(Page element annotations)
************

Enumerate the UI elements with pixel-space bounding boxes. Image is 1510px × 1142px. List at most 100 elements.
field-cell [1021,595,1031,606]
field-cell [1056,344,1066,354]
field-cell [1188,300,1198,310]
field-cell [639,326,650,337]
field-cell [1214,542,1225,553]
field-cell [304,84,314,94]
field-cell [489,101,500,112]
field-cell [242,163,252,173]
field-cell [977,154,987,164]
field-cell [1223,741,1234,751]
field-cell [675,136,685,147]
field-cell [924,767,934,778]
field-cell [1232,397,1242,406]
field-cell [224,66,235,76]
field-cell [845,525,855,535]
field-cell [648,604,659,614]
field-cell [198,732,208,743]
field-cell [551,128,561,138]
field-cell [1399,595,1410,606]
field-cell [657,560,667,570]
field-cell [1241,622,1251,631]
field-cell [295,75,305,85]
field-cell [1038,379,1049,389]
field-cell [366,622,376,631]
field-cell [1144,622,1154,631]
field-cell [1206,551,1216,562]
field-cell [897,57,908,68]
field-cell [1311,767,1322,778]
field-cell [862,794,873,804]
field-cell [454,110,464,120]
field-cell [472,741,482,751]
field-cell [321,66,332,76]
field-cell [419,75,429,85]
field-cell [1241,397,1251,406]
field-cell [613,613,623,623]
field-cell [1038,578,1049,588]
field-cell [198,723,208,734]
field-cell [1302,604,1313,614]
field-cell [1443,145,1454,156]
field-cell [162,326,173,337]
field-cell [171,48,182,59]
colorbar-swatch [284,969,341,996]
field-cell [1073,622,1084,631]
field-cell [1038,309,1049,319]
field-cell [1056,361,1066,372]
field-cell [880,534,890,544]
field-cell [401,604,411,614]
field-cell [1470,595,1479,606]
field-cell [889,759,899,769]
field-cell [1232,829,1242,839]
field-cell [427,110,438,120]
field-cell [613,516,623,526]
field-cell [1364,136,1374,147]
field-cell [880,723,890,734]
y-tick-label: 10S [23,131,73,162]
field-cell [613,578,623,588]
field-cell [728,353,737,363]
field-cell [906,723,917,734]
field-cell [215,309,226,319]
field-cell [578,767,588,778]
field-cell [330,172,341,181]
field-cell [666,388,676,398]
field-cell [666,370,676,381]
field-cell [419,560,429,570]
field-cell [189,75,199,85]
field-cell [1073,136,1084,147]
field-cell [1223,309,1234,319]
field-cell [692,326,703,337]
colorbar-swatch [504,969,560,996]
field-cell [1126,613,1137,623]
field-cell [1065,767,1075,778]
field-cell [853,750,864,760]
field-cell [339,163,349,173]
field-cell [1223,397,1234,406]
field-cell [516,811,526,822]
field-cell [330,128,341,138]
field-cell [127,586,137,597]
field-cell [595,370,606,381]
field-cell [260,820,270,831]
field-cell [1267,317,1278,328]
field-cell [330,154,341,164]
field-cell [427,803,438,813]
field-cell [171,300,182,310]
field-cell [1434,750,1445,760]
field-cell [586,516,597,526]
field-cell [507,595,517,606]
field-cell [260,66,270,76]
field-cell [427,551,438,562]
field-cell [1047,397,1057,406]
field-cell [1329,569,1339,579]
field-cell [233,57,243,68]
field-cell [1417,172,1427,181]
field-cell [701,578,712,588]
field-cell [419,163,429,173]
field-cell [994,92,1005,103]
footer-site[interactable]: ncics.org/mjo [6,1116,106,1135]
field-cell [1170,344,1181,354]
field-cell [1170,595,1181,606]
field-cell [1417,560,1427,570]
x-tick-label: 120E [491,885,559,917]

************

Return the stretch of entries from the start through the line containing "y-tick-label: 10S [23,131,73,162]", copied verbatim, both ends included.

* _Solution_:
Enumerate the UI elements with pixel-space bounding boxes. Image is 1510px × 1142px. List at most 100 elements.
field-cell [1021,595,1031,606]
field-cell [1056,344,1066,354]
field-cell [1188,300,1198,310]
field-cell [639,326,650,337]
field-cell [1214,542,1225,553]
field-cell [304,84,314,94]
field-cell [489,101,500,112]
field-cell [242,163,252,173]
field-cell [977,154,987,164]
field-cell [1223,741,1234,751]
field-cell [675,136,685,147]
field-cell [924,767,934,778]
field-cell [1232,397,1242,406]
field-cell [224,66,235,76]
field-cell [845,525,855,535]
field-cell [648,604,659,614]
field-cell [198,732,208,743]
field-cell [551,128,561,138]
field-cell [1399,595,1410,606]
field-cell [657,560,667,570]
field-cell [1241,622,1251,631]
field-cell [295,75,305,85]
field-cell [1038,379,1049,389]
field-cell [366,622,376,631]
field-cell [1144,622,1154,631]
field-cell [1206,551,1216,562]
field-cell [897,57,908,68]
field-cell [1311,767,1322,778]
field-cell [862,794,873,804]
field-cell [454,110,464,120]
field-cell [472,741,482,751]
field-cell [321,66,332,76]
field-cell [419,75,429,85]
field-cell [1241,397,1251,406]
field-cell [613,613,623,623]
field-cell [1038,578,1049,588]
field-cell [198,723,208,734]
field-cell [1302,604,1313,614]
field-cell [1443,145,1454,156]
field-cell [162,326,173,337]
field-cell [171,48,182,59]
colorbar-swatch [284,969,341,996]
field-cell [1073,622,1084,631]
field-cell [1038,309,1049,319]
field-cell [1056,361,1066,372]
field-cell [880,534,890,544]
field-cell [401,604,411,614]
field-cell [1470,595,1479,606]
field-cell [889,759,899,769]
field-cell [1232,829,1242,839]
field-cell [427,110,438,120]
field-cell [613,516,623,526]
field-cell [1364,136,1374,147]
field-cell [880,723,890,734]
y-tick-label: 10S [23,131,73,162]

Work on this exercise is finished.